| PROBLEM TO SOLVE |
For each line that holds "label", copy the line out.

| DATA IN THIS EXERCISE |
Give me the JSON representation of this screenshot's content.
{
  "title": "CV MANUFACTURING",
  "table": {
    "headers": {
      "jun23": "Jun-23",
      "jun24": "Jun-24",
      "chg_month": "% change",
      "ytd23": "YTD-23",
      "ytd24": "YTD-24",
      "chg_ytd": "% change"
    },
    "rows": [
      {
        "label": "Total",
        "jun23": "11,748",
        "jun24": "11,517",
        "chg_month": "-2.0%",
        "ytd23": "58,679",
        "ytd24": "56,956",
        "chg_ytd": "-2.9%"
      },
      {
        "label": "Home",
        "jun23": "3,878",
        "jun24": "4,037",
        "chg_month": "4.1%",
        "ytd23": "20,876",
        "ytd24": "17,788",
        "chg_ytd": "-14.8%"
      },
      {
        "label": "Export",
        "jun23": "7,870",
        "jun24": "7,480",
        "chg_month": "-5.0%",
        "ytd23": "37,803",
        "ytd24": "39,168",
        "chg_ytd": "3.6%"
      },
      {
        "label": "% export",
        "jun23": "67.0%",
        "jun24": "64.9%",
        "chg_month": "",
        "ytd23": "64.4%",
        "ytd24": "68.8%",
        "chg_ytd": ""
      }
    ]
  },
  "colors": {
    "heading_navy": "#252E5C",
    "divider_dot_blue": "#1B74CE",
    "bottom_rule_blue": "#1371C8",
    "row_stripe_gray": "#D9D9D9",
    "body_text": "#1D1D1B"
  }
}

| WRITTEN SOLUTION |
        "label": "Total",
        "label": "Home",
        "label": "Export",
        "label": "% export",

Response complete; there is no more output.